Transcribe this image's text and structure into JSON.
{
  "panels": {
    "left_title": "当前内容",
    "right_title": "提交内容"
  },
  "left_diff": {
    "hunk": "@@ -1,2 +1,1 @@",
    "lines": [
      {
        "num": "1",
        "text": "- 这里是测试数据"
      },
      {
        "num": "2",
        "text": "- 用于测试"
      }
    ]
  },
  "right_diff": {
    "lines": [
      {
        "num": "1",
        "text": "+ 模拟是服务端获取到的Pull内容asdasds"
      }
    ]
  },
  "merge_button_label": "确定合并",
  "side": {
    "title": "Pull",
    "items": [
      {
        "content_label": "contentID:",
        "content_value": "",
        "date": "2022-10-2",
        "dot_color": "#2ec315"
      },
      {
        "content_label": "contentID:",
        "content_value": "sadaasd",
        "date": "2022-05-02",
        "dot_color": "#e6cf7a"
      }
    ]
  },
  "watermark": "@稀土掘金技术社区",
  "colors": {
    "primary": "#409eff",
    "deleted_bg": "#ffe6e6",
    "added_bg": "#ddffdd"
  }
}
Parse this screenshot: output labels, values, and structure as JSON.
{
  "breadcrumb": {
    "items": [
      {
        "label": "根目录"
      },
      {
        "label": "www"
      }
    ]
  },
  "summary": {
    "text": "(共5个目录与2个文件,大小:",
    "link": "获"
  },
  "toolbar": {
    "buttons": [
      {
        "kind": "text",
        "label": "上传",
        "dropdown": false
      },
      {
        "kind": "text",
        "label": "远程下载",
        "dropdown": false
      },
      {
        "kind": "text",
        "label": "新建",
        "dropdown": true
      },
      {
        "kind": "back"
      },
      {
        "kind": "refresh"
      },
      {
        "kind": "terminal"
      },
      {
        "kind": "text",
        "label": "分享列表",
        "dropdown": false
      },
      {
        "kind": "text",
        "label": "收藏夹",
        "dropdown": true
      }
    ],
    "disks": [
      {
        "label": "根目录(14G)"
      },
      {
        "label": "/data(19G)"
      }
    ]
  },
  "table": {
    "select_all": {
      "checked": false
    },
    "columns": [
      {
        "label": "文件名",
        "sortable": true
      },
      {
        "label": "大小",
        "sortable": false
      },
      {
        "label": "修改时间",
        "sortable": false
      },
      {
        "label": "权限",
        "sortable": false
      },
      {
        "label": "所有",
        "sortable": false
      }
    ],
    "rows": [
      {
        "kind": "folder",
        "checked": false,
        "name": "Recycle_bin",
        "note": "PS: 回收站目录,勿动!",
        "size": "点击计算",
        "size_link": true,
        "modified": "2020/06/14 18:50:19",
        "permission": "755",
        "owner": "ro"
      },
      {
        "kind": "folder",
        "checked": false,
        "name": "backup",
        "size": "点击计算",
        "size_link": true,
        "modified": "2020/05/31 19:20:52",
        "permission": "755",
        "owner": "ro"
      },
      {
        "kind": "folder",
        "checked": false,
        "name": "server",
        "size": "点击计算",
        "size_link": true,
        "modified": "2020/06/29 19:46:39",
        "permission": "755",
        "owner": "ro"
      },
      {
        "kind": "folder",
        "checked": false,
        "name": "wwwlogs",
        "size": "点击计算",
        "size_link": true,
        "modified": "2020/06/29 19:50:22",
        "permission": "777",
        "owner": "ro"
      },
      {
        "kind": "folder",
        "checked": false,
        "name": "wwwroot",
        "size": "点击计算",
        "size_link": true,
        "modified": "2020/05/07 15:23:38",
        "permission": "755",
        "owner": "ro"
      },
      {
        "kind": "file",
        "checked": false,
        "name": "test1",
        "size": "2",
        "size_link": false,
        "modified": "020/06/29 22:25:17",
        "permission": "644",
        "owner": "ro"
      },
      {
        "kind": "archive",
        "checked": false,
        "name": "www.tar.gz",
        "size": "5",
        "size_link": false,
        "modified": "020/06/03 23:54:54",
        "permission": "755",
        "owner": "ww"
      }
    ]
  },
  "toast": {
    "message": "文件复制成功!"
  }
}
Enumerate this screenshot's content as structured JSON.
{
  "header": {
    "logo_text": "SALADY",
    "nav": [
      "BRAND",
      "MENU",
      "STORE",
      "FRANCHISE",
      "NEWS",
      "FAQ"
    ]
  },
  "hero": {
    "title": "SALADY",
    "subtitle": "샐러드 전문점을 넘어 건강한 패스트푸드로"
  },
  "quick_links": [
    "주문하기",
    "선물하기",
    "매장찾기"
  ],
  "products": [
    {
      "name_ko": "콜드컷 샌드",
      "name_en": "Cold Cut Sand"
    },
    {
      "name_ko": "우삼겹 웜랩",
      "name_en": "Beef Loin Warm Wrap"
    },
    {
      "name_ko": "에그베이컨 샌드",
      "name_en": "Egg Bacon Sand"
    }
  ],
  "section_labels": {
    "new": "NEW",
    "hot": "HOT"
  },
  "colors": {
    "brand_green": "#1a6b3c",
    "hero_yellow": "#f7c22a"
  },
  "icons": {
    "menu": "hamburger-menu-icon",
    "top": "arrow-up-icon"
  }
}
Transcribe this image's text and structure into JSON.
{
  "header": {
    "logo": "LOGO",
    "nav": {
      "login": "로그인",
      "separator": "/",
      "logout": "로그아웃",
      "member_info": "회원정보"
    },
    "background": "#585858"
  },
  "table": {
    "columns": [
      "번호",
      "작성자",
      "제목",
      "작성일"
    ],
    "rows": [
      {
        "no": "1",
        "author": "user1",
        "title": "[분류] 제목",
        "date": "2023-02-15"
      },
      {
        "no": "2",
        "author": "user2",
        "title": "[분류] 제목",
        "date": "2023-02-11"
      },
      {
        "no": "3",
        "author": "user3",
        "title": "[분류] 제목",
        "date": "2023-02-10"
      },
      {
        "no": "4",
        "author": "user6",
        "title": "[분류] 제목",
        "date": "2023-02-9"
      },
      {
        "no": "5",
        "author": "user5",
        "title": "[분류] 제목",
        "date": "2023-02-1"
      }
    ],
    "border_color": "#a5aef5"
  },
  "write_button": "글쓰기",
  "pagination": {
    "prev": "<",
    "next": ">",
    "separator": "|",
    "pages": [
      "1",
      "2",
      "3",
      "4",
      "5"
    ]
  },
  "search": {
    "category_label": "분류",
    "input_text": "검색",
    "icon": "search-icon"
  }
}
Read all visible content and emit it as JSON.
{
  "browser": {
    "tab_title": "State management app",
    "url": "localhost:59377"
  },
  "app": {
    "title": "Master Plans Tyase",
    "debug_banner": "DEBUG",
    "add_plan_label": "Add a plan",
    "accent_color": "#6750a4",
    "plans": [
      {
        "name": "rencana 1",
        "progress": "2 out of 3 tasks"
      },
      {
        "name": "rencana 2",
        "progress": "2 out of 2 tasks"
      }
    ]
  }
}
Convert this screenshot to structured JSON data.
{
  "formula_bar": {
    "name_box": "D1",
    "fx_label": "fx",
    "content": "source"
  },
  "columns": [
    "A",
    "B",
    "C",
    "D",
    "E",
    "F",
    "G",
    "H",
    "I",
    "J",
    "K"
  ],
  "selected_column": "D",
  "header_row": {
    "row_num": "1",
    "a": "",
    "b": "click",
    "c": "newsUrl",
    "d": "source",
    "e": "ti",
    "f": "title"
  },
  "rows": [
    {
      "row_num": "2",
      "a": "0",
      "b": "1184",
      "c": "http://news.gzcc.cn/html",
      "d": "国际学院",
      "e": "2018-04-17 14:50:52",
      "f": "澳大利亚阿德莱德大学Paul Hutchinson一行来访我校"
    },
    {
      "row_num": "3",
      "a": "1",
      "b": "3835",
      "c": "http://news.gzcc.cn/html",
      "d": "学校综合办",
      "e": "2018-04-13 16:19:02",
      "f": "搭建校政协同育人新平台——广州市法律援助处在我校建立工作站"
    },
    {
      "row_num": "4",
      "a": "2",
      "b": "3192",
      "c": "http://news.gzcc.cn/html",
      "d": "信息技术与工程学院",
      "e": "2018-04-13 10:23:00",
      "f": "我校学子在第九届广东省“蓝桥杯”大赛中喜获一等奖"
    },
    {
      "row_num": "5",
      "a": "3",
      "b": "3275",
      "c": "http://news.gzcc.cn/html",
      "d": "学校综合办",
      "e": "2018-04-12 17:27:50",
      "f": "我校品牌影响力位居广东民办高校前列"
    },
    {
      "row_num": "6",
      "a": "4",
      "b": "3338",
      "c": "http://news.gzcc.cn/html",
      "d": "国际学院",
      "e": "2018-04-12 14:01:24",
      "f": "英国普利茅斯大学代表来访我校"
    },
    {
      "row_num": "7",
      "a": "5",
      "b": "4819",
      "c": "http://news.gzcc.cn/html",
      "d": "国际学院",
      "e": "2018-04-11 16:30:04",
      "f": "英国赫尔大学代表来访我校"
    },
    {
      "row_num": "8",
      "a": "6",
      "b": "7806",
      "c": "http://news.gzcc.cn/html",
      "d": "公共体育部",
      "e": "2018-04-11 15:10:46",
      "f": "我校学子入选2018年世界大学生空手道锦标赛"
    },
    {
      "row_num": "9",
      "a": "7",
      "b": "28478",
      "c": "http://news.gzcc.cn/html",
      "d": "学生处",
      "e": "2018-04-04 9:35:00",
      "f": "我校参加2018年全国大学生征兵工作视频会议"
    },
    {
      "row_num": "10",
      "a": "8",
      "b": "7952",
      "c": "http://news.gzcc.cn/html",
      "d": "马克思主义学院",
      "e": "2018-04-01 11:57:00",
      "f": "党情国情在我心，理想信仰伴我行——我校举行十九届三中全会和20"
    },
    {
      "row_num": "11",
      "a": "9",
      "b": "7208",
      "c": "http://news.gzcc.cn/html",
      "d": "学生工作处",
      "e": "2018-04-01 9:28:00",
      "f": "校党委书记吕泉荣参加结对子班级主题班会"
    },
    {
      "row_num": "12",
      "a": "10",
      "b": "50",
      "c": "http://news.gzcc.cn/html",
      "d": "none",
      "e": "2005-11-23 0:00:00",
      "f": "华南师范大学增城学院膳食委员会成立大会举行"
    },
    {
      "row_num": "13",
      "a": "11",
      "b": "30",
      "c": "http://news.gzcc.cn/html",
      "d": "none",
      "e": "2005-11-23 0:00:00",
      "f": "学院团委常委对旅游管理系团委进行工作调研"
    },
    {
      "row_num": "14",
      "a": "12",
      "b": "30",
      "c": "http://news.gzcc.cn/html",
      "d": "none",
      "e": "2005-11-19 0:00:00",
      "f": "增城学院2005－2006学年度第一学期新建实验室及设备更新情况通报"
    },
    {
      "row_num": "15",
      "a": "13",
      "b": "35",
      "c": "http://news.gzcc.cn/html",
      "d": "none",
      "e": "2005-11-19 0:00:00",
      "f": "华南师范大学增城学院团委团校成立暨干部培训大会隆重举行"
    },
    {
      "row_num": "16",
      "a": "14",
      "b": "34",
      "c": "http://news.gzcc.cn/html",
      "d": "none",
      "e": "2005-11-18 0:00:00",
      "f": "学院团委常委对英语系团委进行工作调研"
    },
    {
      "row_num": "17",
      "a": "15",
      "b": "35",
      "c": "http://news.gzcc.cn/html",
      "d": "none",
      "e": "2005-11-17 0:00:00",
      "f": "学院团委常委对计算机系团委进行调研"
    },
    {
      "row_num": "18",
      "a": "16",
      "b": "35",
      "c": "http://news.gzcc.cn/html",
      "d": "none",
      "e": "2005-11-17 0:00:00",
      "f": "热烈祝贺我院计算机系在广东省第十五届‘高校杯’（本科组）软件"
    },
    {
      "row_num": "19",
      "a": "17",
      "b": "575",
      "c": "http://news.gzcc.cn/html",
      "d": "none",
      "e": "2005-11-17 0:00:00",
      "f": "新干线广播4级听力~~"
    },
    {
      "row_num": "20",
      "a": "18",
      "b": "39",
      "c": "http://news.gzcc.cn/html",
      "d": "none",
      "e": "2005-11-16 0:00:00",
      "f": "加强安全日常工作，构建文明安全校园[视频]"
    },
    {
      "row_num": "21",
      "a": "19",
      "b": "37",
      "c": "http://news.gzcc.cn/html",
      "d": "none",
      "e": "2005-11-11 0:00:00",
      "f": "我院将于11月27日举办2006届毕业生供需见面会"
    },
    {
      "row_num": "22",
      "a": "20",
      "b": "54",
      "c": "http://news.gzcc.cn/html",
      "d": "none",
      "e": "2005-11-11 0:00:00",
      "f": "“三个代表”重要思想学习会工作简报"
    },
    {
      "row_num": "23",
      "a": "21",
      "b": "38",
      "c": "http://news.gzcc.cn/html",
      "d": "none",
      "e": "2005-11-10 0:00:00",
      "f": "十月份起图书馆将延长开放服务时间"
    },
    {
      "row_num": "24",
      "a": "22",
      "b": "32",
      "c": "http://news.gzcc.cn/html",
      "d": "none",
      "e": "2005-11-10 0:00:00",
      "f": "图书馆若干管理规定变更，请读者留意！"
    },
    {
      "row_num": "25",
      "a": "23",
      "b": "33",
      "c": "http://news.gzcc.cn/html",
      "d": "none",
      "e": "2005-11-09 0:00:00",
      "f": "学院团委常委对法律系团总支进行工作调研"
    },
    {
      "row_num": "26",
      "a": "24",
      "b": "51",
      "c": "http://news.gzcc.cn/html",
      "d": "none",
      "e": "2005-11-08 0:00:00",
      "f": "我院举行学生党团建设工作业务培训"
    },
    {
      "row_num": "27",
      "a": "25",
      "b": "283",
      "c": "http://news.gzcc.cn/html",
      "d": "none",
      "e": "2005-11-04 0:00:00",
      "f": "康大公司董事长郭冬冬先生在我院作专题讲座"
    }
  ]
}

☆ ☆ ☆

SET EXERCISE:
Which lines hold the string "author"? List them all.

RESULT OF THIS EXERCISE:
        "author": "user1",
        "author": "user2",
        "author": "user3",
        "author": "user6",
        "author": "user5",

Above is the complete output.